- _MATERIAL FOR THIS EXERCISE_:
——————
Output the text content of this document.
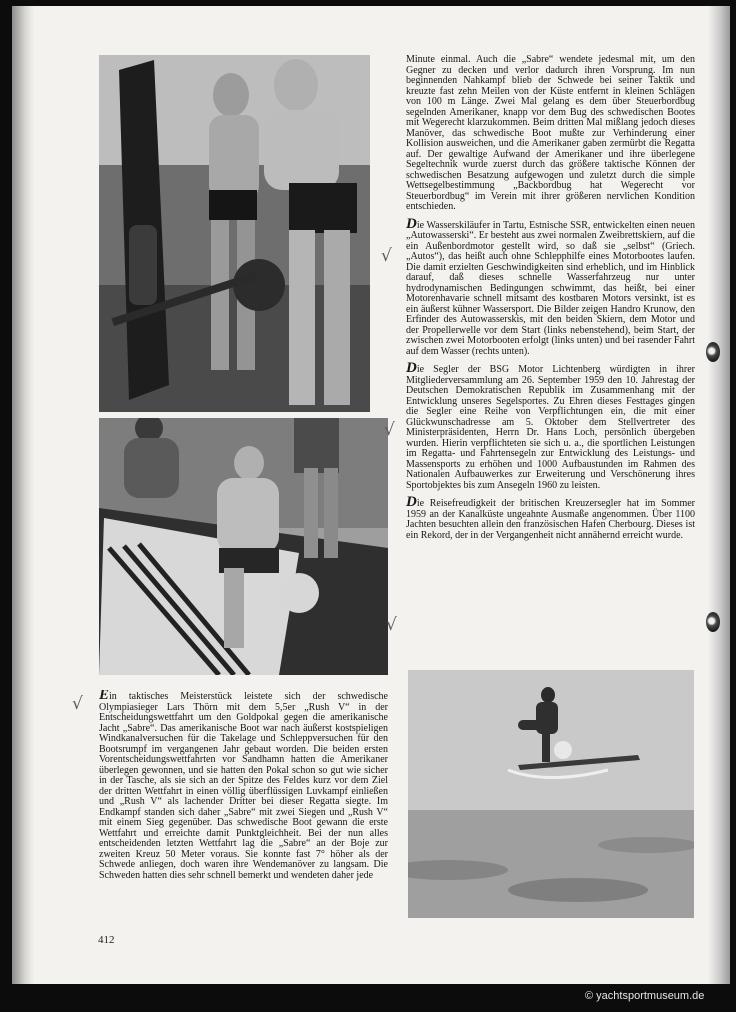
√
√
√
√

Minute einmal. Auch die „Sabre“ wendete jedesmal mit, um den Gegner zu decken und verlor dadurch ihren Vorsprung. Im nun beginnenden Nahkampf blieb der Schwede bei seiner Taktik und kreuzte fast zehn Meilen von der Küste entfernt in kleinen Schlägen von 100 m Länge. Zwei Mal gelang es dem über Steuerbordbug segelnden Amerikaner, knapp vor dem Bug des schwedischen Bootes mit Wegerecht klarzukommen. Beim dritten Mal mißlang jedoch dieses Manöver, das schwedische Boot mußte zur Verhinderung einer Kollision ausweichen, und die Amerikaner gaben zermürbt die Regatta auf. Der gewaltige Aufwand der Amerikaner und ihre überlegene Segeltechnik wurde zuerst durch das größere taktische Können der schwedischen Besatzung aufgewogen und zuletzt durch die simple Wettsegelbestimmung „Backbordbug hat Wegerecht vor Steuerbordbug“ im Verein mit ihrer größeren nervlichen Kondition entschieden.

Die Wasserskiläufer in Tartu, Estnische SSR, entwickelten einen neuen „Autowasserski“. Er besteht aus zwei normalen Zweibrettskiern, auf die ein Außenbordmotor gestellt wird, so daß sie „selbst“ (Griech. „Autos“), das heißt auch ohne Schlepphilfe eines Motorbootes laufen. Die damit erzielten Geschwindigkeiten sind erheblich, und im Hinblick darauf, daß dieses schnelle Wasserfahrzeug nur unter hydrodynamischen Bedingungen schwimmt, das heißt, bei einer Motorenhavarie schnell mitsamt des kostbaren Motors versinkt, ist es ein äußerst kühner Wassersport. Die Bilder zeigen Handro Krunow, den Erfinder des Autowasserskis, mit den beiden Skiern, dem Motor und der Propellerwelle vor dem Start (links nebenstehend), beim Start, der zwischen zwei Motorbooten erfolgt (links unten) und bei rasender Fahrt auf dem Wasser (rechts unten).

Die Segler der BSG Motor Lichtenberg würdigten in ihrer Mitgliederversammlung am 26. September 1959 den 10. Jahrestag der Deutschen Demokratischen Republik im Zusammenhang mit der Entwicklung unseres Segelsportes. Zu Ehren dieses Festtages gingen die Segler eine Reihe von Verpflichtungen ein, die mit einer Glückwunschadresse am 5. Oktober dem Stellvertreter des Ministerpräsidenten, Herrn Dr. Hans Loch, persönlich übergeben wurden. Hierin verpflichteten sie sich u. a., die sportlichen Leistungen im Regatta- und Fahrtensegeln zur Entwicklung des Leistungs- und Massensports zu erhöhen und 1000 Aufbaustunden im Rahmen des Nationalen Aufbauwerkes zur Erweiterung und Verschönerung ihres Sportobjektes bis zum Ansegeln 1960 zu leisten.

Die Reisefreudigkeit der britischen Kreuzersegler hat im Sommer 1959 an der Kanalküste ungeahnte Ausmaße angenommen. Über 1100 Jachten besuchten allein den französischen Hafen Cherbourg. Dieses ist ein Rekord, der in der Vergangenheit nicht annähernd erreicht wurde.

Ein taktisches Meisterstück leistete sich der schwedische Olympiasieger Lars Thörn mit dem 5,5er „Rush V“ in der Entscheidungswettfahrt um den Goldpokal gegen die amerikanische Jacht „Sabre“. Das amerikanische Boot war nach äußerst kostspieligen Windkanalversuchen für die Takelage und Schleppversuchen für den Bootsrumpf im vergangenen Jahr gebaut worden. Die beiden ersten Vorentscheidungswettfahrten vor Sandhamn hatten die Amerikaner überlegen gewonnen, und sie hatten den Pokal schon so gut wie sicher in der Tasche, als sie sich an der Spitze des Feldes kurz vor dem Ziel der dritten Wettfahrt in einen völlig überflüssigen Luvkampf einließen und „Rush V“ als lachender Dritter bei dieser Regatta siegte. Im Endkampf standen sich daher „Sabre“ mit zwei Siegen und „Rush V“ mit einem Sieg gegenüber. Das schwedische Boot gewann die erste Wettfahrt und erreichte damit Punktgleichheit. Bei der nun alles entscheidenden letzten Wettfahrt lag die „Sabre“ an der Boje zur zweiten Kreuz 50 Meter voraus. Sie konnte fast 7° höher als der Schwede anliegen, doch waren ihre Wendemanöver zu langsam. Die Schweden hatten dies sehr schnell bemerkt und wendeten daher jede

412
© yachtsportmuseum.de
——————
Could every entry be restated word for word, pictures excluded?

- _RESPONSE BOX_:
Output the text content of this document.
√
√
√
√

Minute einmal. Auch die „Sabre“ wendete jedesmal mit, um den Gegner zu decken und verlor dadurch ihren Vorsprung. Im nun beginnenden Nahkampf blieb der Schwede bei seiner Taktik und kreuzte fast zehn Meilen von der Küste entfernt in kleinen Schlägen von 100 m Länge. Zwei Mal gelang es dem über Steuerbordbug segelnden Amerikaner, knapp vor dem Bug des schwedischen Bootes mit Wegerecht klarzukommen. Beim dritten Mal mißlang jedoch dieses Manöver, das schwedische Boot mußte zur Verhinderung einer Kollision ausweichen, und die Amerikaner gaben zermürbt die Regatta auf. Der gewaltige Aufwand der Amerikaner und ihre überlegene Segeltechnik wurde zuerst durch das größere taktische Können der schwedischen Besatzung aufgewogen und zuletzt durch die simple Wettsegelbestimmung „Backbordbug hat Wegerecht vor Steuerbordbug“ im Verein mit ihrer größeren nervlichen Kondition entschieden.

Die Wasserskiläufer in Tartu, Estnische SSR, entwickelten einen neuen „Autowasserski“. Er besteht aus zwei normalen Zweibrettskiern, auf die ein Außenbordmotor gestellt wird, so daß sie „selbst“ (Griech. „Autos“), das heißt auch ohne Schlepphilfe eines Motorbootes laufen. Die damit erzielten Geschwindigkeiten sind erheblich, und im Hinblick darauf, daß dieses schnelle Wasserfahrzeug nur unter hydrodynamischen Bedingungen schwimmt, das heißt, bei einer Motorenhavarie schnell mitsamt des kostbaren Motors versinkt, ist es ein äußerst kühner Wassersport. Die Bilder zeigen Handro Krunow, den Erfinder des Autowasserskis, mit den beiden Skiern, dem Motor und der Propellerwelle vor dem Start (links nebenstehend), beim Start, der zwischen zwei Motorbooten erfolgt (links unten) und bei rasender Fahrt auf dem Wasser (rechts unten).

Die Segler der BSG Motor Lichtenberg würdigten in ihrer Mitgliederversammlung am 26. September 1959 den 10. Jahrestag der Deutschen Demokratischen Republik im Zusammenhang mit der Entwicklung unseres Segelsportes. Zu Ehren dieses Festtages gingen die Segler eine Reihe von Verpflichtungen ein, die mit einer Glückwunschadresse am 5. Oktober dem Stellvertreter des Ministerpräsidenten, Herrn Dr. Hans Loch, persönlich übergeben wurden. Hierin verpflichteten sie sich u. a., die sportlichen Leistungen im Regatta- und Fahrtensegeln zur Entwicklung des Leistungs- und Massensports zu erhöhen und 1000 Aufbaustunden im Rahmen des Nationalen Aufbauwerkes zur Erweiterung und Verschönerung ihres Sportobjektes bis zum Ansegeln 1960 zu leisten.

Die Reisefreudigkeit der britischen Kreuzersegler hat im Sommer 1959 an der Kanalküste ungeahnte Ausmaße angenommen. Über 1100 Jachten besuchten allein den französischen Hafen Cherbourg. Dieses ist ein Rekord, der in der Vergangenheit nicht annähernd erreicht wurde.

Ein taktisches Meisterstück leistete sich der schwedische Olympiasieger Lars Thörn mit dem 5,5er „Rush V“ in der Entscheidungswettfahrt um den Goldpokal gegen die amerikanische Jacht „Sabre“. Das amerikanische Boot war nach äußerst kostspieligen Windkanalversuchen für die Takelage und Schleppversuchen für den Bootsrumpf im vergangenen Jahr gebaut worden. Die beiden ersten Vorentscheidungswettfahrten vor Sandhamn hatten die Amerikaner überlegen gewonnen, und sie hatten den Pokal schon so gut wie sicher in der Tasche, als sie sich an der Spitze des Feldes kurz vor dem Ziel der dritten Wettfahrt in einen völlig überflüssigen Luvkampf einließen und „Rush V“ als lachender Dritter bei dieser Regatta siegte. Im Endkampf standen sich daher „Sabre“ mit zwei Siegen und „Rush V“ mit einem Sieg gegenüber. Das schwedische Boot gewann die erste Wettfahrt und erreichte damit Punktgleichheit. Bei der nun alles entscheidenden letzten Wettfahrt lag die „Sabre“ an der Boje zur zweiten Kreuz 50 Meter voraus. Sie konnte fast 7° höher als der Schwede anliegen, doch waren ihre Wendemanöver zu langsam. Die Schweden hatten dies sehr schnell bemerkt und wendeten daher jede

412
© yachtsportmuseum.de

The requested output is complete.